**ENTRIES SUPPLIED**
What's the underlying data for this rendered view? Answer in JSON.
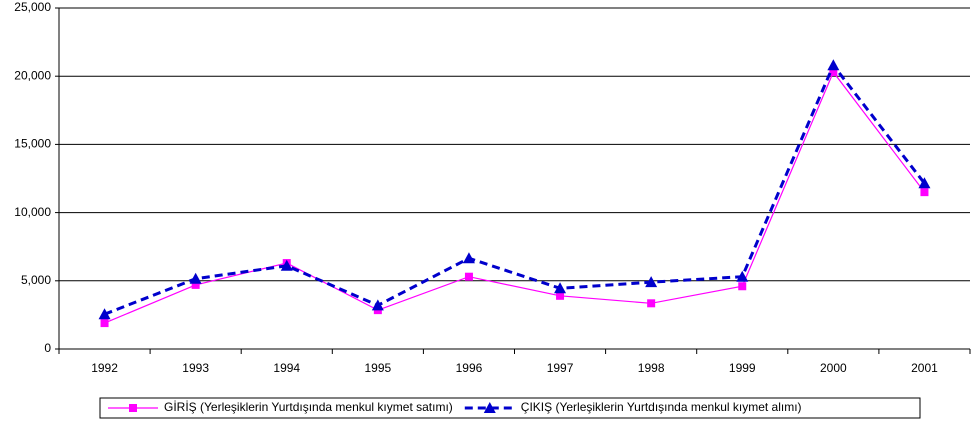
{
  "chart_data": {
    "type": "line",
    "categories": [
      "1992",
      "1993",
      "1994",
      "1995",
      "1996",
      "1997",
      "1998",
      "1999",
      "2000",
      "2001"
    ],
    "series": [
      {
        "name": "GİRİŞ (Yerleşiklerin Yurtdışında menkul kıymet satımı)",
        "color": "#ff00ff",
        "marker": "square",
        "dashed": false,
        "values": [
          1900,
          4700,
          6300,
          2850,
          5300,
          3900,
          3350,
          4600,
          20300,
          11500
        ]
      },
      {
        "name": "ÇIKIŞ (Yerleşiklerin Yurtdışında menkul kıymet alımı)",
        "color": "#0000cc",
        "marker": "triangle",
        "dashed": true,
        "values": [
          2550,
          5150,
          6100,
          3200,
          6650,
          4450,
          4900,
          5300,
          20800,
          12150
        ]
      }
    ],
    "ylim": [
      0,
      25000
    ],
    "yticks": [
      0,
      {
        "value": 5000,
        "label": "5,000"
      },
      {
        "value": 10000,
        "label": "10,000"
      },
      {
        "value": 15000,
        "label": "15,000"
      },
      {
        "value": 20000,
        "label": "20,000"
      },
      {
        "value": 25000,
        "label": "25,000"
      }
    ],
    "grid": true,
    "legend": "bottom"
  }
}
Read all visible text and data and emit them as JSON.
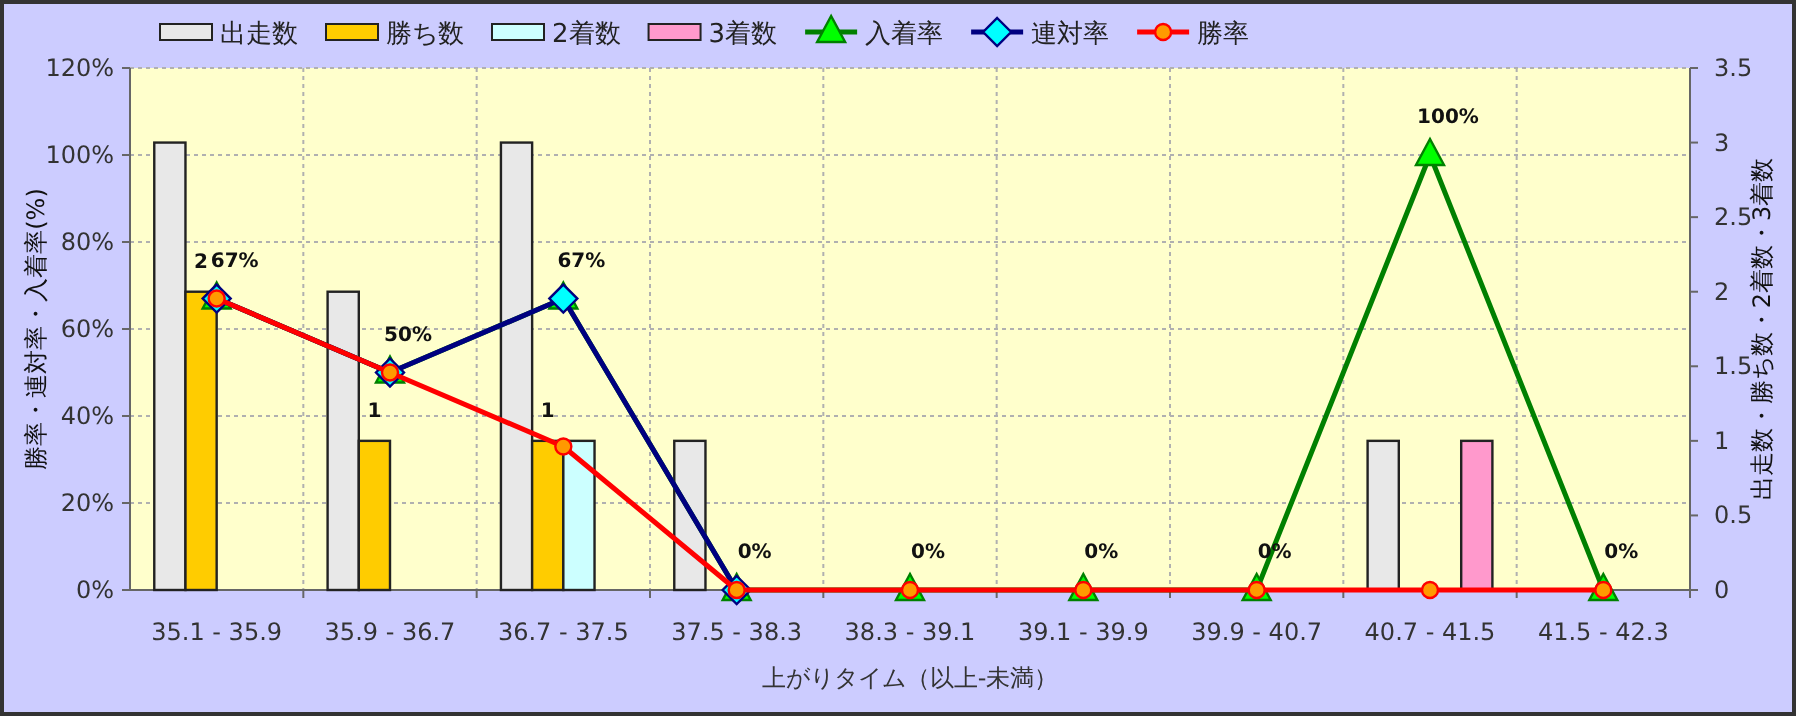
{
  "chart_data": {
    "type": "bar",
    "categories": [
      "35.1 - 35.9",
      "35.9 - 36.7",
      "36.7 - 37.5",
      "37.5 - 38.3",
      "38.3 - 39.1",
      "39.1 - 39.9",
      "39.9 - 40.7",
      "40.7 - 41.5",
      "41.5 - 42.3"
    ],
    "xlabel": "上がりタイム（以上-未満）",
    "ylabel": "勝率・連対率・入着率(%)",
    "y2label": "出走数・勝ち数・2着数・3着数",
    "series": [
      {
        "name": "出走数",
        "type": "bar",
        "axis": "y2",
        "color": "#e8e8e8",
        "values": [
          3,
          2,
          3,
          1,
          0,
          0,
          0,
          1,
          0
        ]
      },
      {
        "name": "勝ち数",
        "type": "bar",
        "axis": "y2",
        "color": "#ffcc00",
        "values": [
          2,
          1,
          1,
          0,
          0,
          0,
          0,
          0,
          0
        ],
        "value_labels": [
          "2",
          "1",
          "1",
          null,
          null,
          null,
          null,
          null,
          null
        ]
      },
      {
        "name": "2着数",
        "type": "bar",
        "axis": "y2",
        "color": "#ccffff",
        "values": [
          0,
          0,
          1,
          0,
          0,
          0,
          0,
          0,
          0
        ]
      },
      {
        "name": "3着数",
        "type": "bar",
        "axis": "y2",
        "color": "#ff99cc",
        "values": [
          0,
          0,
          0,
          0,
          0,
          0,
          0,
          1,
          0
        ]
      },
      {
        "name": "入着率",
        "type": "line",
        "marker": "triangle",
        "color": "#008000",
        "values": [
          67,
          50,
          67,
          0,
          0,
          0,
          0,
          100,
          0
        ],
        "value_labels": [
          "67%",
          "50%",
          "67%",
          "0%",
          "0%",
          "0%",
          "0%",
          "100%",
          "0%"
        ]
      },
      {
        "name": "連対率",
        "type": "line",
        "marker": "diamond",
        "color": "#000080",
        "values": [
          67,
          50,
          67,
          0,
          null,
          null,
          null,
          null,
          null
        ]
      },
      {
        "name": "勝率",
        "type": "line",
        "marker": "circle",
        "color": "#ff0000",
        "values": [
          67,
          50,
          33,
          0,
          0,
          0,
          0,
          0,
          0
        ]
      }
    ],
    "ylim": [
      0,
      120
    ],
    "yticks": [
      {
        "value": 0,
        "label": "0%"
      },
      {
        "value": 20,
        "label": "20%"
      },
      {
        "value": 40,
        "label": "40%"
      },
      {
        "value": 60,
        "label": "60%"
      },
      {
        "value": 80,
        "label": "80%"
      },
      {
        "value": 100,
        "label": "100%"
      },
      {
        "value": 120,
        "label": "120%"
      }
    ],
    "y2lim": [
      0,
      3.5
    ],
    "y2ticks": [
      0,
      0.5,
      1,
      1.5,
      2,
      2.5,
      3,
      3.5
    ],
    "grid": true,
    "legend": "top"
  }
}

**DIRECTIONS**
Return every line above in which the string "marker" occurs.

**REPLY**
        "marker": "square",
        "marker": "triangle",
        "marker": "triangle",
        "marker": "diamond",
        "marker": "circle",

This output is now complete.